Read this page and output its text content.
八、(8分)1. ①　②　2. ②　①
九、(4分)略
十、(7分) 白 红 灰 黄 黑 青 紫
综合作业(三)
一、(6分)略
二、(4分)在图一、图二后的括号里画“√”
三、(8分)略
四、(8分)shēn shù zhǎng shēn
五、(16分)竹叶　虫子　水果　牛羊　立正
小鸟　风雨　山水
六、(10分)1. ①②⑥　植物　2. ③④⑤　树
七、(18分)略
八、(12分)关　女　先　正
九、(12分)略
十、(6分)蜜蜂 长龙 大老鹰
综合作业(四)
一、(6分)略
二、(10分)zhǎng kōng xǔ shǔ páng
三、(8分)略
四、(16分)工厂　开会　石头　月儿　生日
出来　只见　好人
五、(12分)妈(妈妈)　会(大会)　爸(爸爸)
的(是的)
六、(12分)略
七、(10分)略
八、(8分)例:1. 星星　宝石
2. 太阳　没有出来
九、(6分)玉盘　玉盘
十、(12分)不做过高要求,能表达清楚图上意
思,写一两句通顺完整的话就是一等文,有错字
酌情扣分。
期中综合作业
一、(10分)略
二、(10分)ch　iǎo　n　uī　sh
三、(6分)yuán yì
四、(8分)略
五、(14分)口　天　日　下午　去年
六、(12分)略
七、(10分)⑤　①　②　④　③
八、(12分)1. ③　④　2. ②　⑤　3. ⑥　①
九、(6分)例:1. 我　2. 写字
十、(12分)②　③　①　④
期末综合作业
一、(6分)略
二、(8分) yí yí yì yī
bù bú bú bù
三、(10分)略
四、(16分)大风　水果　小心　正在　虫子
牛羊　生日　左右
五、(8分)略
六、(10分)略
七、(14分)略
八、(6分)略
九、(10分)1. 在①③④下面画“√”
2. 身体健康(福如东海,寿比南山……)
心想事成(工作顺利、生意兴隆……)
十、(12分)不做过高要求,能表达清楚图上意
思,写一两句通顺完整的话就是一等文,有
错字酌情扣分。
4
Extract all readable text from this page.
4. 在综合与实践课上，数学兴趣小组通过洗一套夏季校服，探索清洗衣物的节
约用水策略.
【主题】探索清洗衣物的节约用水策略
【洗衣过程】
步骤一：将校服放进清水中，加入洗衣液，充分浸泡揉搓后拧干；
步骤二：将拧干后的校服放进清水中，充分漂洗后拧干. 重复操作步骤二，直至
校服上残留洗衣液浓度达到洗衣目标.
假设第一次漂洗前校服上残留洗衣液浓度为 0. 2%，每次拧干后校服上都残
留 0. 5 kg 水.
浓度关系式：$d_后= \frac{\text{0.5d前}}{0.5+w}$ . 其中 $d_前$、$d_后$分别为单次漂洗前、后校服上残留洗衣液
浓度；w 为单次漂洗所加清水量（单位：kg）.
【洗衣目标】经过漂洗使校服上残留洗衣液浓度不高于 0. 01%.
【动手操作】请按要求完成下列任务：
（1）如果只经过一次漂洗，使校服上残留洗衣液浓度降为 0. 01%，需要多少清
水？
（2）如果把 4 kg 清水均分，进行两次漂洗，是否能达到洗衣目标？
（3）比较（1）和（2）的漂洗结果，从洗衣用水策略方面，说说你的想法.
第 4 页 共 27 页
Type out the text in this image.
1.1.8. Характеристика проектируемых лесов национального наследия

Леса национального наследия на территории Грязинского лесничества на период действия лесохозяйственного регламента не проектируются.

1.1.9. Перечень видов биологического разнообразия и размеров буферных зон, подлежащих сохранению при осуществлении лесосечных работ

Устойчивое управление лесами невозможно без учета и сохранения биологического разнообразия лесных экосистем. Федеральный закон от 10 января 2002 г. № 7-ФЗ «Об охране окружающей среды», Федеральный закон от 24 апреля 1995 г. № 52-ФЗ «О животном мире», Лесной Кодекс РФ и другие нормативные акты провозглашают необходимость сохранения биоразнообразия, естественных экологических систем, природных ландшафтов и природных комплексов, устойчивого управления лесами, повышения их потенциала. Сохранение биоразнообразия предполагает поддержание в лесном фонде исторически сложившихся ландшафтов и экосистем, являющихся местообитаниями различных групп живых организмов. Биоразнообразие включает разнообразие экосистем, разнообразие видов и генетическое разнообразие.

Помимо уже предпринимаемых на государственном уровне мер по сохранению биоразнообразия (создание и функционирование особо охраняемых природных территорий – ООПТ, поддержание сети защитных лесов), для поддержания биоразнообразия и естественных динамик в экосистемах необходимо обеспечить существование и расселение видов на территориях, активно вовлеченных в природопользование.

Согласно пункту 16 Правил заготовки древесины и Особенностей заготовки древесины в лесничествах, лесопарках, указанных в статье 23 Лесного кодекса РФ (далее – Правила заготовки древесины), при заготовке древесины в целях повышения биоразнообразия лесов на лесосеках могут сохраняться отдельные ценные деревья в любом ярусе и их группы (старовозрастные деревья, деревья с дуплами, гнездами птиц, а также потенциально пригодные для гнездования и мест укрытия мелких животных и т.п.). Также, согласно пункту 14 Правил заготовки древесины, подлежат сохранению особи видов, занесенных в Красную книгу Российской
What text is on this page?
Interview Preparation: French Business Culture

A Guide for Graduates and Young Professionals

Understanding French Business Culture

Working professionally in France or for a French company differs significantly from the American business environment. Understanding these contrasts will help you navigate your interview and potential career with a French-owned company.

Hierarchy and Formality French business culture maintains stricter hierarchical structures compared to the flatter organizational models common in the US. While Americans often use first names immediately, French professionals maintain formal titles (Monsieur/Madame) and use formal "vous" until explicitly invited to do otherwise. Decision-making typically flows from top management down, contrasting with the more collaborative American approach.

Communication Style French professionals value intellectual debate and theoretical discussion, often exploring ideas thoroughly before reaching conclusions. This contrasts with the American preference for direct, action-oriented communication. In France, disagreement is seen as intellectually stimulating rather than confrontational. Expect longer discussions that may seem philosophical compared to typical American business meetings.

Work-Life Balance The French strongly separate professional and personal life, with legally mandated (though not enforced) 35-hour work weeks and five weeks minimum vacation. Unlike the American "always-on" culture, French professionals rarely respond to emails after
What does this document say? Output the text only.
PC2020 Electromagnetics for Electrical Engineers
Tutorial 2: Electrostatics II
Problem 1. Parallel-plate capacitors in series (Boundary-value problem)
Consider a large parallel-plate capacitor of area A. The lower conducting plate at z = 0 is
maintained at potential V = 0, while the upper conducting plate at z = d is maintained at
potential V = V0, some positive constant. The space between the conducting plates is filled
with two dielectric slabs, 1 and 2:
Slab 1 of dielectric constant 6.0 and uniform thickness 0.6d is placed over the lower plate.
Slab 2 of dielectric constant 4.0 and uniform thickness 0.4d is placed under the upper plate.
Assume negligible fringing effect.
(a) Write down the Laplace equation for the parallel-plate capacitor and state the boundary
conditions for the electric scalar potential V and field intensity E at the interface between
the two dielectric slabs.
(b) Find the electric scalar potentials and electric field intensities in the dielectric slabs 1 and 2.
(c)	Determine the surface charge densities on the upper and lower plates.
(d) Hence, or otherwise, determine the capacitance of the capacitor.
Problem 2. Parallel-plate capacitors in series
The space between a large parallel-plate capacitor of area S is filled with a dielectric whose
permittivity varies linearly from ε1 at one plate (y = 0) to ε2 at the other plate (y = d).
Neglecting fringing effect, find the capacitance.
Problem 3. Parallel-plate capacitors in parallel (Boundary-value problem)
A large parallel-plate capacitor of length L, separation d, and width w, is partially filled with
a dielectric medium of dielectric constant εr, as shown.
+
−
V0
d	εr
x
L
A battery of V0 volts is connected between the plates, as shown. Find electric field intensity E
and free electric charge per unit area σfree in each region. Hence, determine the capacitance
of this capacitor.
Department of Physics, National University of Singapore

+===+

WHAT THE EXERCISE ASKS ->
Take the listing above and set it down exactly.

EXPECTED OUTPUT ->
Read this page and output its text content.
八、(8分)1. ①　②　2. ②　①
九、(4分)略
十、(7分) 白 红 灰 黄 黑 青 紫
综合作业(三)
一、(6分)略
二、(4分)在图一、图二后的括号里画“√”
三、(8分)略
四、(8分)shēn shù zhǎng shēn
五、(16分)竹叶　虫子　水果　牛羊　立正
小鸟　风雨　山水
六、(10分)1. ①②⑥　植物　2. ③④⑤　树
七、(18分)略
八、(12分)关　女　先　正
九、(12分)略
十、(6分)蜜蜂 长龙 大老鹰
综合作业(四)
一、(6分)略
二、(10分)zhǎng kōng xǔ shǔ páng
三、(8分)略
四、(16分)工厂　开会　石头　月儿　生日
出来　只见　好人
五、(12分)妈(妈妈)　会(大会)　爸(爸爸)
的(是的)
六、(12分)略
七、(10分)略
八、(8分)例:1. 星星　宝石
2. 太阳　没有出来
九、(6分)玉盘　玉盘
十、(12分)不做过高要求,能表达清楚图上意
思,写一两句通顺完整的话就是一等文,有错字
酌情扣分。
期中综合作业
一、(10分)略
二、(10分)ch　iǎo　n　uī　sh
三、(6分)yuán yì
四、(8分)略
五、(14分)口　天　日　下午　去年
六、(12分)略
七、(10分)⑤　①　②　④　③
八、(12分)1. ③　④　2. ②　⑤　3. ⑥　①
九、(6分)例:1. 我　2. 写字
十、(12分)②　③　①　④
期末综合作业
一、(6分)略
二、(8分) yí yí yì yī
bù bú bú bù
三、(10分)略
四、(16分)大风　水果　小心　正在　虫子
牛羊　生日　左右
五、(8分)略
六、(10分)略
七、(14分)略
八、(6分)略
九、(10分)1. 在①③④下面画“√”
2. 身体健康(福如东海,寿比南山……)
心想事成(工作顺利、生意兴隆……)
十、(12分)不做过高要求,能表达清楚图上意
思,写一两句通顺完整的话就是一等文,有
错字酌情扣分。
4
Extract all readable text from this page.
4. 在综合与实践课上，数学兴趣小组通过洗一套夏季校服，探索清洗衣物的节
约用水策略.
【主题】探索清洗衣物的节约用水策略
【洗衣过程】
步骤一：将校服放进清水中，加入洗衣液，充分浸泡揉搓后拧干；
步骤二：将拧干后的校服放进清水中，充分漂洗后拧干. 重复操作步骤二，直至
校服上残留洗衣液浓度达到洗衣目标.
假设第一次漂洗前校服上残留洗衣液浓度为 0. 2%，每次拧干后校服上都残
留 0. 5 kg 水.
浓度关系式：$d_后= \frac{\text{0.5d前}}{0.5+w}$ . 其中 $d_前$、$d_后$分别为单次漂洗前、后校服上残留洗衣液
浓度；w 为单次漂洗所加清水量（单位：kg）.
【洗衣目标】经过漂洗使校服上残留洗衣液浓度不高于 0. 01%.
【动手操作】请按要求完成下列任务：
（1）如果只经过一次漂洗，使校服上残留洗衣液浓度降为 0. 01%，需要多少清
水？
（2）如果把 4 kg 清水均分，进行两次漂洗，是否能达到洗衣目标？
（3）比较（1）和（2）的漂洗结果，从洗衣用水策略方面，说说你的想法.
第 4 页 共 27 页
Type out the text in this image.
1.1.8. Характеристика проектируемых лесов национального наследия

Леса национального наследия на территории Грязинского лесничества на период действия лесохозяйственного регламента не проектируются.

1.1.9. Перечень видов биологического разнообразия и размеров буферных зон, подлежащих сохранению при осуществлении лесосечных работ

Устойчивое управление лесами невозможно без учета и сохранения биологического разнообразия лесных экосистем. Федеральный закон от 10 января 2002 г. № 7-ФЗ «Об охране окружающей среды», Федеральный закон от 24 апреля 1995 г. № 52-ФЗ «О животном мире», Лесной Кодекс РФ и другие нормативные акты провозглашают необходимость сохранения биоразнообразия, естественных экологических систем, природных ландшафтов и природных комплексов, устойчивого управления лесами, повышения их потенциала. Сохранение биоразнообразия предполагает поддержание в лесном фонде исторически сложившихся ландшафтов и экосистем, являющихся местообитаниями различных групп живых организмов. Биоразнообразие включает разнообразие экосистем, разнообразие видов и генетическое разнообразие.

Помимо уже предпринимаемых на государственном уровне мер по сохранению биоразнообразия (создание и функционирование особо охраняемых природных территорий – ООПТ, поддержание сети защитных лесов), для поддержания биоразнообразия и естественных динамик в экосистемах необходимо обеспечить существование и расселение видов на территориях, активно вовлеченных в природопользование.

Согласно пункту 16 Правил заготовки древесины и Особенностей заготовки древесины в лесничествах, лесопарках, указанных в статье 23 Лесного кодекса РФ (далее – Правила заготовки древесины), при заготовке древесины в целях повышения биоразнообразия лесов на лесосеках могут сохраняться отдельные ценные деревья в любом ярусе и их группы (старовозрастные деревья, деревья с дуплами, гнездами птиц, а также потенциально пригодные для гнездования и мест укрытия мелких животных и т.п.). Также, согласно пункту 14 Правил заготовки древесины, подлежат сохранению особи видов, занесенных в Красную книгу Российской
What text is on this page?
Interview Preparation: French Business Culture

A Guide for Graduates and Young Professionals

Understanding French Business Culture

Working professionally in France or for a French company differs significantly from the American business environment. Understanding these contrasts will help you navigate your interview and potential career with a French-owned company.

Hierarchy and Formality French business culture maintains stricter hierarchical structures compared to the flatter organizational models common in the US. While Americans often use first names immediately, French professionals maintain formal titles (Monsieur/Madame) and use formal "vous" until explicitly invited to do otherwise. Decision-making typically flows from top management down, contrasting with the more collaborative American approach.

Communication Style French professionals value intellectual debate and theoretical discussion, often exploring ideas thoroughly before reaching conclusions. This contrasts with the American preference for direct, action-oriented communication. In France, disagreement is seen as intellectually stimulating rather than confrontational. Expect longer discussions that may seem philosophical compared to typical American business meetings.

Work-Life Balance The French strongly separate professional and personal life, with legally mandated (though not enforced) 35-hour work weeks and five weeks minimum vacation. Unlike the American "always-on" culture, French professionals rarely respond to emails after
What does this document say? Output the text only.
PC2020 Electromagnetics for Electrical Engineers
Tutorial 2: Electrostatics II
Problem 1. Parallel-plate capacitors in series (Boundary-value problem)
Consider a large parallel-plate capacitor of area A. The lower conducting plate at z = 0 is
maintained at potential V = 0, while the upper conducting plate at z = d is maintained at
potential V = V0, some positive constant. The space between the conducting plates is filled
with two dielectric slabs, 1 and 2:
Slab 1 of dielectric constant 6.0 and uniform thickness 0.6d is placed over the lower plate.
Slab 2 of dielectric constant 4.0 and uniform thickness 0.4d is placed under the upper plate.
Assume negligible fringing effect.
(a) Write down the Laplace equation for the parallel-plate capacitor and state the boundary
conditions for the electric scalar potential V and field intensity E at the interface between
the two dielectric slabs.
(b) Find the electric scalar potentials and electric field intensities in the dielectric slabs 1 and 2.
(c)	Determine the surface charge densities on the upper and lower plates.
(d) Hence, or otherwise, determine the capacitance of the capacitor.
Problem 2. Parallel-plate capacitors in series
The space between a large parallel-plate capacitor of area S is filled with a dielectric whose
permittivity varies linearly from ε1 at one plate (y = 0) to ε2 at the other plate (y = d).
Neglecting fringing effect, find the capacitance.
Problem 3. Parallel-plate capacitors in parallel (Boundary-value problem)
A large parallel-plate capacitor of length L, separation d, and width w, is partially filled with
a dielectric medium of dielectric constant εr, as shown.
+
−
V0
d	εr
x
L
A battery of V0 volts is connected between the plates, as shown. Find electric field intensity E
and free electric charge per unit area σfree in each region. Hence, determine the capacitance
of this capacitor.
Department of Physics, National University of Singapore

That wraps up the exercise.